# WRITTEN INSTRUCTION
Determine how many lines in the entries below include "model". The reply should be that number and nothing else.

(Data entries)

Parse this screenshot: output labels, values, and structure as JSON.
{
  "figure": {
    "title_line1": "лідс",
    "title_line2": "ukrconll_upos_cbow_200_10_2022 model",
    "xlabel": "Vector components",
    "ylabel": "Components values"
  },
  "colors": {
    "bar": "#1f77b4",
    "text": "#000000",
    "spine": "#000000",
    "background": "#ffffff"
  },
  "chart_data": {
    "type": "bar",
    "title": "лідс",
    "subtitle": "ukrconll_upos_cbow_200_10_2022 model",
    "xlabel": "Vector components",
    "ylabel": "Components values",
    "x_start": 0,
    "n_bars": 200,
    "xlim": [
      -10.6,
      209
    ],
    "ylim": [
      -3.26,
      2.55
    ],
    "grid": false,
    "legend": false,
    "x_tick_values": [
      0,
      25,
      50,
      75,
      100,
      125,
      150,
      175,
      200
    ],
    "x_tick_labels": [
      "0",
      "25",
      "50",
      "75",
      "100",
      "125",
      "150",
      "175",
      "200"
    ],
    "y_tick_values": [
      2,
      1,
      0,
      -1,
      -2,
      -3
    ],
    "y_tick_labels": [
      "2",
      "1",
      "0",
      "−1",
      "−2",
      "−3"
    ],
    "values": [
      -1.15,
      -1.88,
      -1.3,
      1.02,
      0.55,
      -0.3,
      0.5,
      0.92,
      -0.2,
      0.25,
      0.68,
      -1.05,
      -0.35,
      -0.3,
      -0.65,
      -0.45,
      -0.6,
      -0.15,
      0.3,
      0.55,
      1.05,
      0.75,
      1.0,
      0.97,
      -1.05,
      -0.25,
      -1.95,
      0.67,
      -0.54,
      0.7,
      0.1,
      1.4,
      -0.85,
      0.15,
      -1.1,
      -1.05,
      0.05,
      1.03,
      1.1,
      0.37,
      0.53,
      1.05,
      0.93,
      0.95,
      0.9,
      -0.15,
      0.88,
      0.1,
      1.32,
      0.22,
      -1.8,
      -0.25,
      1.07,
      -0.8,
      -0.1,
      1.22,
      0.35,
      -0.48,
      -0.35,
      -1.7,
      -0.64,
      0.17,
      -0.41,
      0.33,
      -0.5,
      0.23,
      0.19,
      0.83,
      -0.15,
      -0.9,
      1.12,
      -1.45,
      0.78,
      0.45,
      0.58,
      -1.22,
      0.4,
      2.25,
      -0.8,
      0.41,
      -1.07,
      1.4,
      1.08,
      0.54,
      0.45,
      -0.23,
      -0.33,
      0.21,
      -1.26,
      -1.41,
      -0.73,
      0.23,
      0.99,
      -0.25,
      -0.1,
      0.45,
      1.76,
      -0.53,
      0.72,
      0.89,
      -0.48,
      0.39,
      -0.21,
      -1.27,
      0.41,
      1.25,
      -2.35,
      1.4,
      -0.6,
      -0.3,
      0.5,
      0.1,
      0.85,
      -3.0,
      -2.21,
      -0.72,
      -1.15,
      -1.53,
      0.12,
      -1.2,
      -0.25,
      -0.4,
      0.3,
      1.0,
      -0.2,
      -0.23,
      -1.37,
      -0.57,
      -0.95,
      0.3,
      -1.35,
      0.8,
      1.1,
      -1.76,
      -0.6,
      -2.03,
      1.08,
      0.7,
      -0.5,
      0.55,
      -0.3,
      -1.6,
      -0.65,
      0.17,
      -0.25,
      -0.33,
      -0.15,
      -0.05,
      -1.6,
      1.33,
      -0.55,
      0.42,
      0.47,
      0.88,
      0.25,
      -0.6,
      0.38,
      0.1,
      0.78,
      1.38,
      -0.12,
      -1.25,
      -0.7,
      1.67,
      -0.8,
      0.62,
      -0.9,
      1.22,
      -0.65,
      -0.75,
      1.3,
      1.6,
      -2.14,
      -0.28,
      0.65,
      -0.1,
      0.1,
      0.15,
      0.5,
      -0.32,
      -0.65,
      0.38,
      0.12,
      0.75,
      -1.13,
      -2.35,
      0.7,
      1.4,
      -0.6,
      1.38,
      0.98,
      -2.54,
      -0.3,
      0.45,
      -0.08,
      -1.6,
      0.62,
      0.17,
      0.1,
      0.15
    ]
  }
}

---

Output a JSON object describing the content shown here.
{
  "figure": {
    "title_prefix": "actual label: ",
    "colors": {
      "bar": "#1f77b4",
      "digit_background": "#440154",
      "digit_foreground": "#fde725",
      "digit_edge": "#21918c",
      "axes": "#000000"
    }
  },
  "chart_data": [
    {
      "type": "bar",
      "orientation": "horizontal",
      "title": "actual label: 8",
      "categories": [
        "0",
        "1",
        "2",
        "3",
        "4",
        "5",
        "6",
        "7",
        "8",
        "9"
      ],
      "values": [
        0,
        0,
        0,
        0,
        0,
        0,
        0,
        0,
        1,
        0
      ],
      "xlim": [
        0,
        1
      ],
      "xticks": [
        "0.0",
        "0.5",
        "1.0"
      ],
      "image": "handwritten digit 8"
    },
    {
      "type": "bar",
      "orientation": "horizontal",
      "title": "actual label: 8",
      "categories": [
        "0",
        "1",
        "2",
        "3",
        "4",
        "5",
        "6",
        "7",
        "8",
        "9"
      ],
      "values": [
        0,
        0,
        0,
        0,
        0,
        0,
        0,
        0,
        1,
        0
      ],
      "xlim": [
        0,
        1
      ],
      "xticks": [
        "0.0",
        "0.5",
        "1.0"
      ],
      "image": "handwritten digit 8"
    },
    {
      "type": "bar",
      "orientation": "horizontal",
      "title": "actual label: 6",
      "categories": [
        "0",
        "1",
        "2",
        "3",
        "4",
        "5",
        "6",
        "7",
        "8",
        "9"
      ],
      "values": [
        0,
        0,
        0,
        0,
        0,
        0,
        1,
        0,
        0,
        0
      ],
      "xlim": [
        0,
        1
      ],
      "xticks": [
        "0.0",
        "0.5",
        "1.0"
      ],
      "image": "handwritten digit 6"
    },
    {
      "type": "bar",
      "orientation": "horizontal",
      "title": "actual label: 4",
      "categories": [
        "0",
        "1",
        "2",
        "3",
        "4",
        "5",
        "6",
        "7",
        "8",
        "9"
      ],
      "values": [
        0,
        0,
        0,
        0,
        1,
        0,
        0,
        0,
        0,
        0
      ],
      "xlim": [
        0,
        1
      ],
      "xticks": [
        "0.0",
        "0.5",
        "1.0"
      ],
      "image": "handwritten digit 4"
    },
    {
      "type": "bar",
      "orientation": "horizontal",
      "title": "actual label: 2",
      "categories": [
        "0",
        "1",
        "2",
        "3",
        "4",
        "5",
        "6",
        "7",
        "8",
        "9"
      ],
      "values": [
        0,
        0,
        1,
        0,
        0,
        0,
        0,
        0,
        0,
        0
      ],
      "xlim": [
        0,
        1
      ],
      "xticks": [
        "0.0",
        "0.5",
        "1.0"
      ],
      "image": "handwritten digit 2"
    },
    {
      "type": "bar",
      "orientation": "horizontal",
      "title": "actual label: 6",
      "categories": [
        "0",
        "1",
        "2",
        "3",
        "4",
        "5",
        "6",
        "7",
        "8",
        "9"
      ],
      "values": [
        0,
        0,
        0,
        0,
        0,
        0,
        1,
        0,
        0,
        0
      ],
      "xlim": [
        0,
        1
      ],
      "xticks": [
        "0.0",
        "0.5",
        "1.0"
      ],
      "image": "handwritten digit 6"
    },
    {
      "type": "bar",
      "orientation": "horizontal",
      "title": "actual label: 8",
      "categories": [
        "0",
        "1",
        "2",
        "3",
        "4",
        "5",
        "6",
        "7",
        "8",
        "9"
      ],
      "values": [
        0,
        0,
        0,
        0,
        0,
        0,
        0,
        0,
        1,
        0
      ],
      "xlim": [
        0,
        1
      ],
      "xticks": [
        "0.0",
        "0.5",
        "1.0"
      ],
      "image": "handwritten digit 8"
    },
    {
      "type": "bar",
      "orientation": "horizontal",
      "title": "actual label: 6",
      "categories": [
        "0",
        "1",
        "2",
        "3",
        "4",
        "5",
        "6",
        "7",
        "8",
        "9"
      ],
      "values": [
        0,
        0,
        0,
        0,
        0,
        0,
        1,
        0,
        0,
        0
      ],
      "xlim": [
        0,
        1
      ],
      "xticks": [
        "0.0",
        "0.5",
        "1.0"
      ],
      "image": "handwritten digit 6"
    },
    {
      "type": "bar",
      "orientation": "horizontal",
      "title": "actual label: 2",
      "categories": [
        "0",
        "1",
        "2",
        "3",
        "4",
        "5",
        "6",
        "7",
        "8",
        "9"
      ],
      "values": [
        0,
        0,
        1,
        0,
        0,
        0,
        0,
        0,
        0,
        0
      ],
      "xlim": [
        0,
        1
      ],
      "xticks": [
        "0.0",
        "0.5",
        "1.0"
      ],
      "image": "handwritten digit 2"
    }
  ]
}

# REPLY
2